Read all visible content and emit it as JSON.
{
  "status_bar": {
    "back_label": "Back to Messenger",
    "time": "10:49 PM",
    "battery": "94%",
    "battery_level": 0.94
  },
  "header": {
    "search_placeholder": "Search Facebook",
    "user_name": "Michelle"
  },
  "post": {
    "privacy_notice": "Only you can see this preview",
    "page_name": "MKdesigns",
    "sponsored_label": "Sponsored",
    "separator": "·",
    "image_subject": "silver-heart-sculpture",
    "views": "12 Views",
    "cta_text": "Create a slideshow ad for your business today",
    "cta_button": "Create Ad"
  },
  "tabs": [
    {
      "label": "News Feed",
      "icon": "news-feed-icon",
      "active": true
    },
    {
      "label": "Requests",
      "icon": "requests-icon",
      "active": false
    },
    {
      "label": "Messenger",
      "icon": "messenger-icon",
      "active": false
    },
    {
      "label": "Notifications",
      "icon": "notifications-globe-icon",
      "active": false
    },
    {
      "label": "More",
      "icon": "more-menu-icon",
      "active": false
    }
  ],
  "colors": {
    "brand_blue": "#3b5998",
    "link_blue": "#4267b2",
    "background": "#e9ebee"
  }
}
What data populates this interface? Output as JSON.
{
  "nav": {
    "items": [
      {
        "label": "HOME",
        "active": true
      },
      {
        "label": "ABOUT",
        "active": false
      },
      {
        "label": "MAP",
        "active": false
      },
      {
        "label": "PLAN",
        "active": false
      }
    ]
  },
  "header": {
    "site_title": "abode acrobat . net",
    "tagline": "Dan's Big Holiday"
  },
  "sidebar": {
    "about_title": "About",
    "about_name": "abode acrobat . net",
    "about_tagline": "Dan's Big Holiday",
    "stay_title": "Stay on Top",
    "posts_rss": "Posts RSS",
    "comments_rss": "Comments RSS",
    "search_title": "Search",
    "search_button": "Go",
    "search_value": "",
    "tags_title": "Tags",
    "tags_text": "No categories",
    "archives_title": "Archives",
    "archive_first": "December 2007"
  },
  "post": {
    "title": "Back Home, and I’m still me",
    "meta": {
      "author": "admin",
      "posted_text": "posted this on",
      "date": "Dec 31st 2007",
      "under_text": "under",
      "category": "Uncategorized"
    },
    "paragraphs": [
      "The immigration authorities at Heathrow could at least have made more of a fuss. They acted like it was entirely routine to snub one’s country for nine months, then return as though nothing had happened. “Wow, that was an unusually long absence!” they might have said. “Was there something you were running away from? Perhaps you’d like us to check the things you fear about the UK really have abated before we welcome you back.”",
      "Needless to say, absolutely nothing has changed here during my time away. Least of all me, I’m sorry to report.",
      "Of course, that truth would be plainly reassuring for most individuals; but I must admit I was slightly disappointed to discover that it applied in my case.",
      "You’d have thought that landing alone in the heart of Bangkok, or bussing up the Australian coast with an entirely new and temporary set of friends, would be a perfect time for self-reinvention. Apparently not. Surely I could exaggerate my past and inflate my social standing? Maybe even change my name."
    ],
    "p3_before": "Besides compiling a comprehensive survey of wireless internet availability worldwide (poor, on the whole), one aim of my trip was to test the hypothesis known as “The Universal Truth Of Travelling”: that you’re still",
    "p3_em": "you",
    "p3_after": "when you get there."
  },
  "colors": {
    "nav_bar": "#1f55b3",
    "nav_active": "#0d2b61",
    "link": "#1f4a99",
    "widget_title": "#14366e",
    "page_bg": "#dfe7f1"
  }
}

> **WHAT YOU SHOULD DO**
Write out every record, exactly as written.

> **SOLVED EXERCISE**
Read all visible content and emit it as JSON.
{
  "status_bar": {
    "back_label": "Back to Messenger",
    "time": "10:49 PM",
    "battery": "94%",
    "battery_level": 0.94
  },
  "header": {
    "search_placeholder": "Search Facebook",
    "user_name": "Michelle"
  },
  "post": {
    "privacy_notice": "Only you can see this preview",
    "page_name": "MKdesigns",
    "sponsored_label": "Sponsored",
    "separator": "·",
    "image_subject": "silver-heart-sculpture",
    "views": "12 Views",
    "cta_text": "Create a slideshow ad for your business today",
    "cta_button": "Create Ad"
  },
  "tabs": [
    {
      "label": "News Feed",
      "icon": "news-feed-icon",
      "active": true
    },
    {
      "label": "Requests",
      "icon": "requests-icon",
      "active": false
    },
    {
      "label": "Messenger",
      "icon": "messenger-icon",
      "active": false
    },
    {
      "label": "Notifications",
      "icon": "notifications-globe-icon",
      "active": false
    },
    {
      "label": "More",
      "icon": "more-menu-icon",
      "active": false
    }
  ],
  "colors": {
    "brand_blue": "#3b5998",
    "link_blue": "#4267b2",
    "background": "#e9ebee"
  }
}
What data populates this interface? Output as JSON.
{
  "nav": {
    "items": [
      {
        "label": "HOME",
        "active": true
      },
      {
        "label": "ABOUT",
        "active": false
      },
      {
        "label": "MAP",
        "active": false
      },
      {
        "label": "PLAN",
        "active": false
      }
    ]
  },
  "header": {
    "site_title": "abode acrobat . net",
    "tagline": "Dan's Big Holiday"
  },
  "sidebar": {
    "about_title": "About",
    "about_name": "abode acrobat . net",
    "about_tagline": "Dan's Big Holiday",
    "stay_title": "Stay on Top",
    "posts_rss": "Posts RSS",
    "comments_rss": "Comments RSS",
    "search_title": "Search",
    "search_button": "Go",
    "search_value": "",
    "tags_title": "Tags",
    "tags_text": "No categories",
    "archives_title": "Archives",
    "archive_first": "December 2007"
  },
  "post": {
    "title": "Back Home, and I’m still me",
    "meta": {
      "author": "admin",
      "posted_text": "posted this on",
      "date": "Dec 31st 2007",
      "under_text": "under",
      "category": "Uncategorized"
    },
    "paragraphs": [
      "The immigration authorities at Heathrow could at least have made more of a fuss. They acted like it was entirely routine to snub one’s country for nine months, then return as though nothing had happened. “Wow, that was an unusually long absence!” they might have said. “Was there something you were running away from? Perhaps you’d like us to check the things you fear about the UK really have abated before we welcome you back.”",
      "Needless to say, absolutely nothing has changed here during my time away. Least of all me, I’m sorry to report.",
      "Of course, that truth would be plainly reassuring for most individuals; but I must admit I was slightly disappointed to discover that it applied in my case.",
      "You’d have thought that landing alone in the heart of Bangkok, or bussing up the Australian coast with an entirely new and temporary set of friends, would be a perfect time for self-reinvention. Apparently not. Surely I could exaggerate my past and inflate my social standing? Maybe even change my name."
    ],
    "p3_before": "Besides compiling a comprehensive survey of wireless internet availability worldwide (poor, on the whole), one aim of my trip was to test the hypothesis known as “The Universal Truth Of Travelling”: that you’re still",
    "p3_em": "you",
    "p3_after": "when you get there."
  },
  "colors": {
    "nav_bar": "#1f55b3",
    "nav_active": "#0d2b61",
    "link": "#1f4a99",
    "widget_title": "#14366e",
    "page_bg": "#dfe7f1"
  }
}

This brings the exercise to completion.